_Input records_.

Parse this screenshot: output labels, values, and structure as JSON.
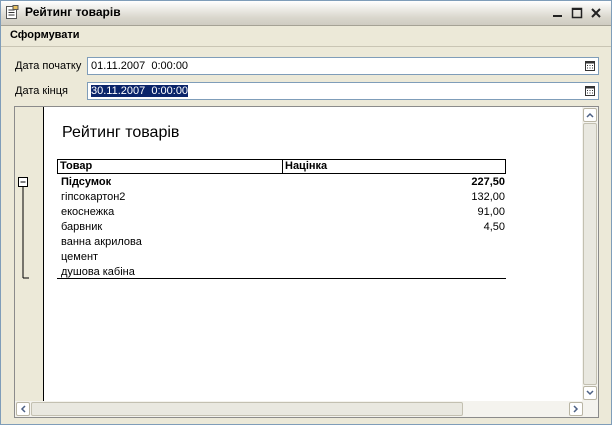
{
  "window": {
    "title": "Рейтинг товарів"
  },
  "toolbar": {
    "generate_label": "Сформувати"
  },
  "fields": {
    "start_label": "Дата початку",
    "start_value": "01.11.2007  0:00:00",
    "end_label": "Дата кінця",
    "end_value": "30.11.2007  0:00:00"
  },
  "report": {
    "title": "Рейтинг товарів",
    "columns": [
      "Товар",
      "Націнка"
    ],
    "total": {
      "label": "Підсумок",
      "value": "227,50"
    },
    "rows": [
      {
        "name": "гіпсокартон2",
        "value": "132,00"
      },
      {
        "name": "екоснежка",
        "value": "91,00"
      },
      {
        "name": "барвник",
        "value": "4,50"
      },
      {
        "name": "ванна акрилова",
        "value": ""
      },
      {
        "name": "цемент",
        "value": ""
      },
      {
        "name": "душова кабіна",
        "value": ""
      }
    ]
  }
}
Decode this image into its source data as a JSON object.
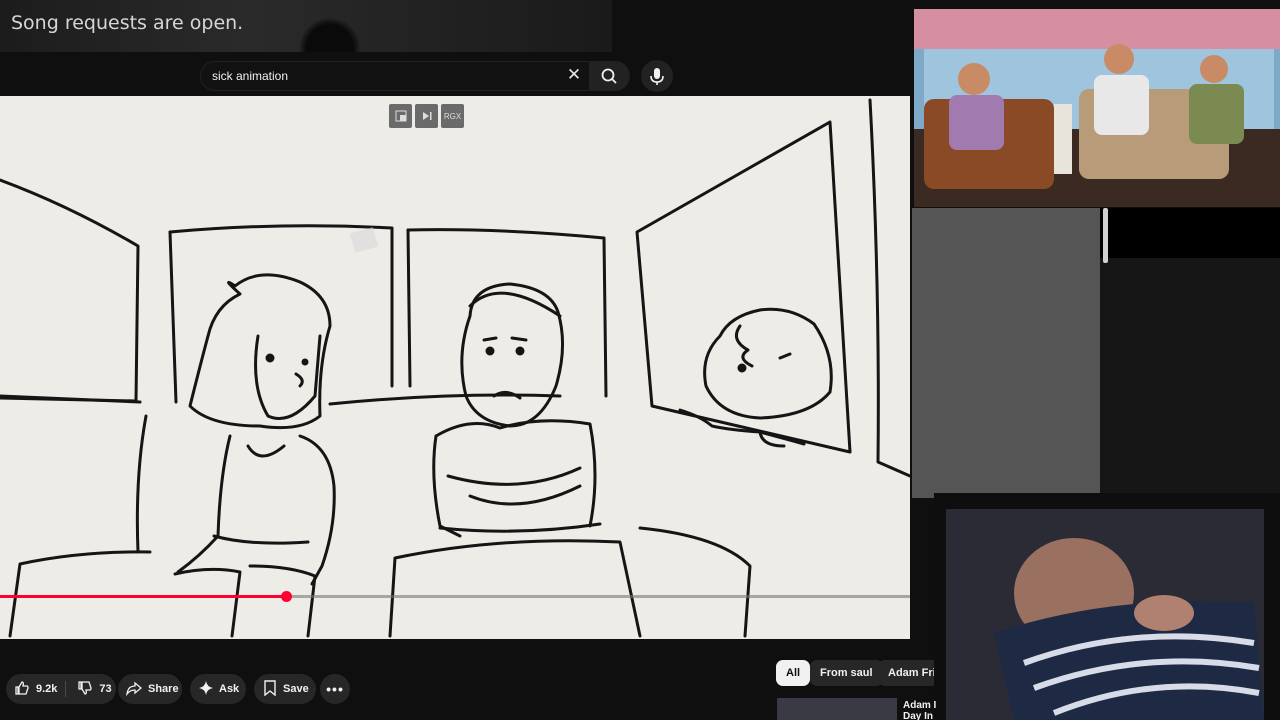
{
  "overlay": {
    "title": "Song requests are open."
  },
  "search": {
    "query": "sick animation",
    "clear_icon": "close-icon",
    "search_icon": "search-icon",
    "mic_icon": "mic-icon"
  },
  "player": {
    "controls": [
      "miniplayer-icon",
      "next-icon",
      "autoplay-label"
    ],
    "control_labels": {
      "rgx": "RGX"
    },
    "progress_fraction": 0.314
  },
  "actions": {
    "like_count": "9.2k",
    "dislike_count": "73",
    "share_label": "Share",
    "ask_label": "Ask",
    "save_label": "Save"
  },
  "filters": {
    "all": "All",
    "from": "From saul",
    "related": "Adam Frie"
  },
  "related": {
    "line1": "Adam I",
    "line2": "Day In"
  },
  "colors": {
    "accent": "#ff0033",
    "background": "#0f0f0f",
    "chip_active": "#f1f1f1"
  }
}
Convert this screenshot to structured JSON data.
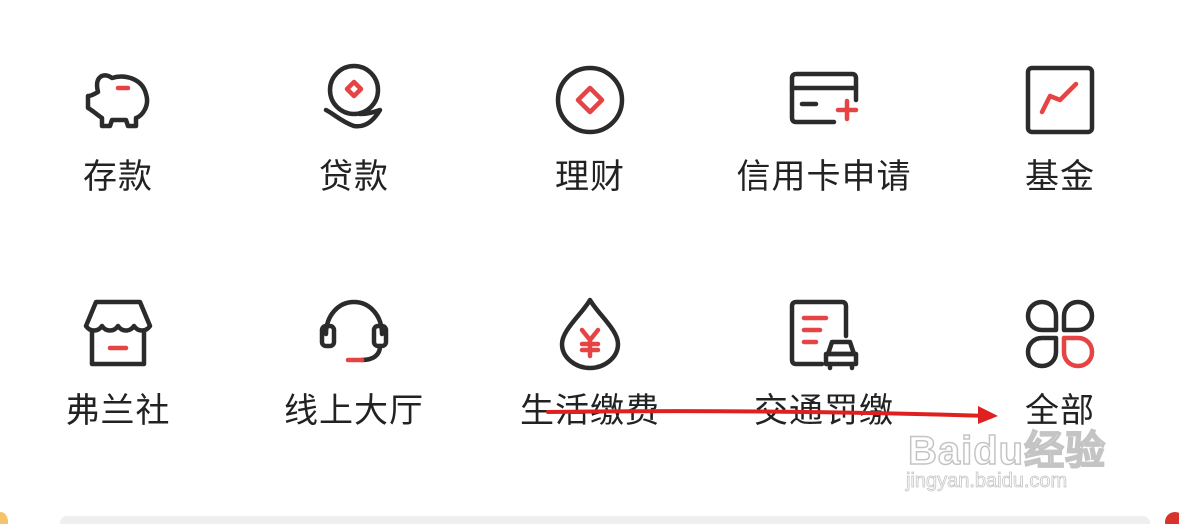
{
  "colors": {
    "icon_dark": "#2b2b2b",
    "icon_accent": "#e64444",
    "label_text": "#222222",
    "annotation_arrow": "#e02020"
  },
  "services": [
    {
      "label": "存款",
      "icon": "piggy-bank-icon"
    },
    {
      "label": "贷款",
      "icon": "loan-hand-coin-icon"
    },
    {
      "label": "理财",
      "icon": "wealth-coin-icon"
    },
    {
      "label": "信用卡申请",
      "icon": "credit-card-add-icon"
    },
    {
      "label": "基金",
      "icon": "fund-chart-icon"
    },
    {
      "label": "弗兰社",
      "icon": "store-icon"
    },
    {
      "label": "线上大厅",
      "icon": "headset-icon"
    },
    {
      "label": "生活缴费",
      "icon": "utility-drop-icon"
    },
    {
      "label": "交通罚缴",
      "icon": "traffic-fine-icon"
    },
    {
      "label": "全部",
      "icon": "all-services-icon"
    }
  ],
  "watermark": {
    "logo": "Baidu经验",
    "url": "jingyan.baidu.com"
  }
}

_Goal_.
In the material above, find each line that contains the word "this", and select it.

_Result below_.
Parse this screenshot: output labels, values, and structure as JSON.
Decode this image into its source data as a JSON object.
Convert this screenshot to structured JSON data.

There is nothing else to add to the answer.